## Short problem
Report all lines holding "ylabel".
— Begin Data listing —
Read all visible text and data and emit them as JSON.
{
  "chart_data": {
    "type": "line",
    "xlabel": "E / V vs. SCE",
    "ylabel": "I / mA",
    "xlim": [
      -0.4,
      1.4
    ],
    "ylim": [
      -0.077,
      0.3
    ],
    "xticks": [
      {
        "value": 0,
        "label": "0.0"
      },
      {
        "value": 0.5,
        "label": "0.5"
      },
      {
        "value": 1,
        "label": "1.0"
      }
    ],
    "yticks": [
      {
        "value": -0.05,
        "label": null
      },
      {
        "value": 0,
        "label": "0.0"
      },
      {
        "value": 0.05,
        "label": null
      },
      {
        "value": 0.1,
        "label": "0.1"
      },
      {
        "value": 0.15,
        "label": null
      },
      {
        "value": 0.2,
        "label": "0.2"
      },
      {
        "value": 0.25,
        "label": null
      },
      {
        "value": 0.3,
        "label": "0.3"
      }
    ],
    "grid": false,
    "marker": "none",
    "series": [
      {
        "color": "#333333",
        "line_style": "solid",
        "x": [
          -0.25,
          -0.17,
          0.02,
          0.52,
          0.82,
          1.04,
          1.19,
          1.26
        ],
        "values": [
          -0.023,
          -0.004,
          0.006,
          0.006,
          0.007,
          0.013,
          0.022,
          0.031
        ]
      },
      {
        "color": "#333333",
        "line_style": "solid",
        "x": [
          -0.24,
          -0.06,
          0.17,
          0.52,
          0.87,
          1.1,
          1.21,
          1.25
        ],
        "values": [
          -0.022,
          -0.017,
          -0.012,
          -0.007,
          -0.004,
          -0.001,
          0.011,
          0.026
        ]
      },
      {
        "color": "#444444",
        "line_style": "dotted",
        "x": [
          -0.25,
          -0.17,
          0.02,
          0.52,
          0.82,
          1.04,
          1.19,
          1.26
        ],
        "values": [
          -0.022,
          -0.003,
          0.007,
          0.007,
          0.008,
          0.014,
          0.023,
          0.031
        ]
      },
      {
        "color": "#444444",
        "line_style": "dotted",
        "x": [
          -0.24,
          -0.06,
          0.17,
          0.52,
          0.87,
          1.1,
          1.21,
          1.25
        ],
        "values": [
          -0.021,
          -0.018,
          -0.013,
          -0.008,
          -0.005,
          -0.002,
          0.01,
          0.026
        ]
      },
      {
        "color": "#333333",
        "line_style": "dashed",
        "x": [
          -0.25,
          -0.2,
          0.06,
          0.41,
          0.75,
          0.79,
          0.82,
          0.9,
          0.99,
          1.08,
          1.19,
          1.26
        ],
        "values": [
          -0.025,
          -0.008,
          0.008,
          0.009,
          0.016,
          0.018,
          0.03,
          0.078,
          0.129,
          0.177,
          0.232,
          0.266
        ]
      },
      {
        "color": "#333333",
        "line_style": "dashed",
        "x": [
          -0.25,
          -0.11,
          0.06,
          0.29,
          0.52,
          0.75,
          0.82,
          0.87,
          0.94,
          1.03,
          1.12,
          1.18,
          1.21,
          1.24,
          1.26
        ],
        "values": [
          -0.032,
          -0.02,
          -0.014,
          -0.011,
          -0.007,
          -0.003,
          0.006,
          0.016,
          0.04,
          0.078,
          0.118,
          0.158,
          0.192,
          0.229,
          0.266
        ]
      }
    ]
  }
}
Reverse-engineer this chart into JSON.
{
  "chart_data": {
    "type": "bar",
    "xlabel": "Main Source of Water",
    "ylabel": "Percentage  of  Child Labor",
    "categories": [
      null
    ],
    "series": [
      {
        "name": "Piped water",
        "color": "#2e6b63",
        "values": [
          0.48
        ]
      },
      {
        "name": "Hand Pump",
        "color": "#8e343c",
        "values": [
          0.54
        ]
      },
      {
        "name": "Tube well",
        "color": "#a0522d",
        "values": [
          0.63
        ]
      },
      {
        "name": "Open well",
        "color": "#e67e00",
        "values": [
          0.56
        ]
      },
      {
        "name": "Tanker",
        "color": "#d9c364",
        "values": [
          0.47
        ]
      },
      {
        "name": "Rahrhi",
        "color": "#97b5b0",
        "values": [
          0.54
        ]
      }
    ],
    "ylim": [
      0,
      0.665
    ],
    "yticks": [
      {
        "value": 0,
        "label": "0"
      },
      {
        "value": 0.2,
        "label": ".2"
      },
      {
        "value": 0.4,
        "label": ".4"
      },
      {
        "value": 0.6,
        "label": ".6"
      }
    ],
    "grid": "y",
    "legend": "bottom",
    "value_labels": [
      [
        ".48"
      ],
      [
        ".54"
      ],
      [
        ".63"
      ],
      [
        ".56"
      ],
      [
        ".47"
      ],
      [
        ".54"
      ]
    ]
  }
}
— End Data listing —
## Exercise solution
    "ylabel": "I / mA",
    "ylabel": "Percentage  of  Child Labor",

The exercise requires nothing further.